Copy out every line containing the word "JSON".

──────── Extracted entries

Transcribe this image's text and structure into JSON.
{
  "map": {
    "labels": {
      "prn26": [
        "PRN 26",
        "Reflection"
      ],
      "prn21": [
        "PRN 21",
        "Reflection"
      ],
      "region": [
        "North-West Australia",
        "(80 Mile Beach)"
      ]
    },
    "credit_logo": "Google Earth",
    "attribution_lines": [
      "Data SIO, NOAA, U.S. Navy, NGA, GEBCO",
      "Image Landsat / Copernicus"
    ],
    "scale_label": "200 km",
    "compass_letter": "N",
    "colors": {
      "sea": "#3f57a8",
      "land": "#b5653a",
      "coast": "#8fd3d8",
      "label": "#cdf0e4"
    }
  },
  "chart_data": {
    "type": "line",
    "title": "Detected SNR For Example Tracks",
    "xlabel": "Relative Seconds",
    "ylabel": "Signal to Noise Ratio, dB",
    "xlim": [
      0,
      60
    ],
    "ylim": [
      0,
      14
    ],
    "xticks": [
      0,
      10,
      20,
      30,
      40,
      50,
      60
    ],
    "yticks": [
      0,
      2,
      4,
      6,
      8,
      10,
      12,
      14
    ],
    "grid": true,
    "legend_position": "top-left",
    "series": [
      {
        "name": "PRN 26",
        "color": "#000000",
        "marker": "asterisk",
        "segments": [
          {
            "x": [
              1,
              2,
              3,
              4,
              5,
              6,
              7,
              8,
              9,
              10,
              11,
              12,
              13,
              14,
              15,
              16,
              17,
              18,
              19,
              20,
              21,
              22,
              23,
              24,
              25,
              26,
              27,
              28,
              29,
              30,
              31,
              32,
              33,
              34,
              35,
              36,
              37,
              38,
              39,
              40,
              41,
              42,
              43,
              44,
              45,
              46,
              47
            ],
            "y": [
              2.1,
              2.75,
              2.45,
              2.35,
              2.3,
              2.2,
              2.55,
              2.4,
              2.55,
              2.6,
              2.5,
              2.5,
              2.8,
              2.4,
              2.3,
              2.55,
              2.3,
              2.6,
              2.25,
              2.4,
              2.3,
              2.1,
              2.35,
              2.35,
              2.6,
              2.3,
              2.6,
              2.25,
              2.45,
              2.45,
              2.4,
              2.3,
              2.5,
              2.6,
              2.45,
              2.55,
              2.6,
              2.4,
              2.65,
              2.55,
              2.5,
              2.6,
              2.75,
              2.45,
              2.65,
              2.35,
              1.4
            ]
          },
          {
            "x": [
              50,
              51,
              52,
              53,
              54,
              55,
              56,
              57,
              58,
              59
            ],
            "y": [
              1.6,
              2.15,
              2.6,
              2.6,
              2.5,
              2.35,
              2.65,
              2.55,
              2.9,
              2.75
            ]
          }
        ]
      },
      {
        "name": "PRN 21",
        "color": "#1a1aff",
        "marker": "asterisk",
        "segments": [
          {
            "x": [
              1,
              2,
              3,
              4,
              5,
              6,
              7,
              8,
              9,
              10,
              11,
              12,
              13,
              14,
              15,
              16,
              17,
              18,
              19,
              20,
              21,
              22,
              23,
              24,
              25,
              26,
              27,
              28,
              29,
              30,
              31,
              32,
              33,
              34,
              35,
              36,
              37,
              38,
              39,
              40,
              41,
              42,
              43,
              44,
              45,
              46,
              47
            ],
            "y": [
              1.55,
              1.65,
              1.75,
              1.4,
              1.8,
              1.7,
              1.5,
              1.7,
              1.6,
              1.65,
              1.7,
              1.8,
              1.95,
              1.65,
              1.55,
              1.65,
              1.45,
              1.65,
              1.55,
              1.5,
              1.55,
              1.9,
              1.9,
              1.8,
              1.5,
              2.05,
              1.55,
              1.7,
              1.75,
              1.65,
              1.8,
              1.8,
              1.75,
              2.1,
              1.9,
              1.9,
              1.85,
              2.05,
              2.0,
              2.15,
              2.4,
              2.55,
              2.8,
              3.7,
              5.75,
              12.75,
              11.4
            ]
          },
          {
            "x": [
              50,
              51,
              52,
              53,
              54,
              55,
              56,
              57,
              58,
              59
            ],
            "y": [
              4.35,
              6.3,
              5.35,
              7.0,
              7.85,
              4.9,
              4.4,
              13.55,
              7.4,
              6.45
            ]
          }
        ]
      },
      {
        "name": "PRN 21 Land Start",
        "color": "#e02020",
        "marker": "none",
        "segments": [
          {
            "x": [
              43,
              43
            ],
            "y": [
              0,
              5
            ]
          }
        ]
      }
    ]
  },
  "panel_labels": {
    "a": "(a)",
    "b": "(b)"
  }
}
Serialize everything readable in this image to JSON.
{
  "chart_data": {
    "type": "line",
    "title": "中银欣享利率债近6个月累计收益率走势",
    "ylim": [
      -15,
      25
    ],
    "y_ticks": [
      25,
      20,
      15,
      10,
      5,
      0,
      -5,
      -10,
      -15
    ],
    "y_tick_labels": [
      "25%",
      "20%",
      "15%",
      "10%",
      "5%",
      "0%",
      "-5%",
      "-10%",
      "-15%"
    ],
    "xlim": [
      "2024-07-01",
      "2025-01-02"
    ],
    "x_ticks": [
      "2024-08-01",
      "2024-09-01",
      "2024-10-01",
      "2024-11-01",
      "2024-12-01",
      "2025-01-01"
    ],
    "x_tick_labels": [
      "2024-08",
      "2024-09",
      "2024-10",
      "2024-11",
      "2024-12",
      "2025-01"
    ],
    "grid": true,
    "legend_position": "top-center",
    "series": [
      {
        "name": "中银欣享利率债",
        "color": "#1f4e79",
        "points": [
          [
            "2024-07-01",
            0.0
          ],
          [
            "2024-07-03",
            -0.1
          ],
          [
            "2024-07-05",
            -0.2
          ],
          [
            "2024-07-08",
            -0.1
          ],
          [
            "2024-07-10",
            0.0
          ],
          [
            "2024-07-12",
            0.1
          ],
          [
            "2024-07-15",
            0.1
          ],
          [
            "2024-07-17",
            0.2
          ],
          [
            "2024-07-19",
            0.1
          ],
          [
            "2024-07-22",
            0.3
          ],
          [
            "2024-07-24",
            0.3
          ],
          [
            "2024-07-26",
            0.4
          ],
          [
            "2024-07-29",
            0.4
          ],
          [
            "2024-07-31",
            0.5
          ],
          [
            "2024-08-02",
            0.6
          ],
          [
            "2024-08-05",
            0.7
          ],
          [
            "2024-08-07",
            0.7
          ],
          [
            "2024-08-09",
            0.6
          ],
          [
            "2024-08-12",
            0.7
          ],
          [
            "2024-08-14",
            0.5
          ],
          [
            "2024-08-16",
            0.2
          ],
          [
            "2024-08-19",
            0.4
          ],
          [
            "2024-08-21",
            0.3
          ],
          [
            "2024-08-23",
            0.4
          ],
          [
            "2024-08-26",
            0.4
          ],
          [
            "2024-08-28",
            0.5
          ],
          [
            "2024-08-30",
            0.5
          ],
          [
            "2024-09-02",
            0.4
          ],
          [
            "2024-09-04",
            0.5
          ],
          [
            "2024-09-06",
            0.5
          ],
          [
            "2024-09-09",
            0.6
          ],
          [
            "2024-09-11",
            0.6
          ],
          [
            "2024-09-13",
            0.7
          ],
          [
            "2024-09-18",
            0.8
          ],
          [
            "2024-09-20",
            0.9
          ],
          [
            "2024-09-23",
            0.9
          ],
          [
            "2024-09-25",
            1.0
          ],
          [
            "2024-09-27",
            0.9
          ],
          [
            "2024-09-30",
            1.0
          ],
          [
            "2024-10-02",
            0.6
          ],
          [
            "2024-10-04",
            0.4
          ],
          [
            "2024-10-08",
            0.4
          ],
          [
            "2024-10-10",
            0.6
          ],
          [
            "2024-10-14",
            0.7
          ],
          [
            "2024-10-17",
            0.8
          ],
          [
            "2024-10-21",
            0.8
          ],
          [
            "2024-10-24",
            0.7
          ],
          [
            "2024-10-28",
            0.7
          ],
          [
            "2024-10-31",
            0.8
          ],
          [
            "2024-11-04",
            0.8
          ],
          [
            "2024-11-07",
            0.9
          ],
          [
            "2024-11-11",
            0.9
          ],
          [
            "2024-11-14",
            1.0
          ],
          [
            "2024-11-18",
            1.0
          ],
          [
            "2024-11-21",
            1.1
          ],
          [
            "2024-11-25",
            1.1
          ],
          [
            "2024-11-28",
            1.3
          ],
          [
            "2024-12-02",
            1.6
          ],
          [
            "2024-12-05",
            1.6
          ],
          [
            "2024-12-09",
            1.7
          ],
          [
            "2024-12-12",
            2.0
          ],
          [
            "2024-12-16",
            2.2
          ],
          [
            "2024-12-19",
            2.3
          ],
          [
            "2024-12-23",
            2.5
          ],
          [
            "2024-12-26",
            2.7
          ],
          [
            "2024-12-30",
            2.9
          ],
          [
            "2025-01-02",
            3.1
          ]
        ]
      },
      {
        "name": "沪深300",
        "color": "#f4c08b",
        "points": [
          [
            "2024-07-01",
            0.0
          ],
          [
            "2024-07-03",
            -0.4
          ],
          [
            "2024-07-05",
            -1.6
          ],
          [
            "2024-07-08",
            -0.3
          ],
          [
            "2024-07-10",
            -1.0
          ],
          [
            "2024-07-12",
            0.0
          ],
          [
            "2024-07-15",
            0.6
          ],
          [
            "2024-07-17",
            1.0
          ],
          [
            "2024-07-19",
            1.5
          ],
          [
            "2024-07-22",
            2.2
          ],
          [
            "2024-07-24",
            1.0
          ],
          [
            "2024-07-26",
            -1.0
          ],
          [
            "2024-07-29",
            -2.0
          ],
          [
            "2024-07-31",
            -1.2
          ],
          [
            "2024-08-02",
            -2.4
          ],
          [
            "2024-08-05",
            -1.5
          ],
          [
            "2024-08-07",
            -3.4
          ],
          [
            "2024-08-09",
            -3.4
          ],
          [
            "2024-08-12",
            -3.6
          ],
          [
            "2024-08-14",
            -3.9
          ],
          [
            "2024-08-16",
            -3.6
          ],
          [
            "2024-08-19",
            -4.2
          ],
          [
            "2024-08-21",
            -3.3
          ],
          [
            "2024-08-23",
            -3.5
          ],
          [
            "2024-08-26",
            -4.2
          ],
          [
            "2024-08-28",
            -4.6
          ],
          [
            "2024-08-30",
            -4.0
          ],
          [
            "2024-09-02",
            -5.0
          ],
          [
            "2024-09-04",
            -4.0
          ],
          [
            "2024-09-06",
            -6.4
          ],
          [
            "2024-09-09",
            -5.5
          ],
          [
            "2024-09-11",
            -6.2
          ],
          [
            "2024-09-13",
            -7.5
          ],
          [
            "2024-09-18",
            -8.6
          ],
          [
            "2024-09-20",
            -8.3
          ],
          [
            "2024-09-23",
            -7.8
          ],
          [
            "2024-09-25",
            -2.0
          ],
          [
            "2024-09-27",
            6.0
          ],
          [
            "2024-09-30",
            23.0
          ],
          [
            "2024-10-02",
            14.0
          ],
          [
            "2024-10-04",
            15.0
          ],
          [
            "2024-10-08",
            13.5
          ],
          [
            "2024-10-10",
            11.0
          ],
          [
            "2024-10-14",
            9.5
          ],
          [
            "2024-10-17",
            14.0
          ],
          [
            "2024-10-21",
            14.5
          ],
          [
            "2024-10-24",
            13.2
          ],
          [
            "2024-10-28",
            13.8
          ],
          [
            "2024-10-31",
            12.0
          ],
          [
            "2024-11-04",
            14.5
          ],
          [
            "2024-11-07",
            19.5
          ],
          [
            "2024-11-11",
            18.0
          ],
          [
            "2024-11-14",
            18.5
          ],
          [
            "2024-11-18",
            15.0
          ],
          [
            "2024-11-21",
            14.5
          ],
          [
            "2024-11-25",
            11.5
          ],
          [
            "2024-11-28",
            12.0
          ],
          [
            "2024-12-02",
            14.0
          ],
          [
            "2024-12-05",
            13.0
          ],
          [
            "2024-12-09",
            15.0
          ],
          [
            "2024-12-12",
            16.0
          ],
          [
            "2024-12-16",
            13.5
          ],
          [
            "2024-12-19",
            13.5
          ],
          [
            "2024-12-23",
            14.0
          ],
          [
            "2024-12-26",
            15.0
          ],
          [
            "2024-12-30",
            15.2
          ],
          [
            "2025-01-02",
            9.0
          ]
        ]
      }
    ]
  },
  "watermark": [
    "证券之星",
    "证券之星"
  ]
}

────────────────

**Correct response:**
Transcribe this image's text and structure into JSON.
Serialize everything readable in this image to JSON.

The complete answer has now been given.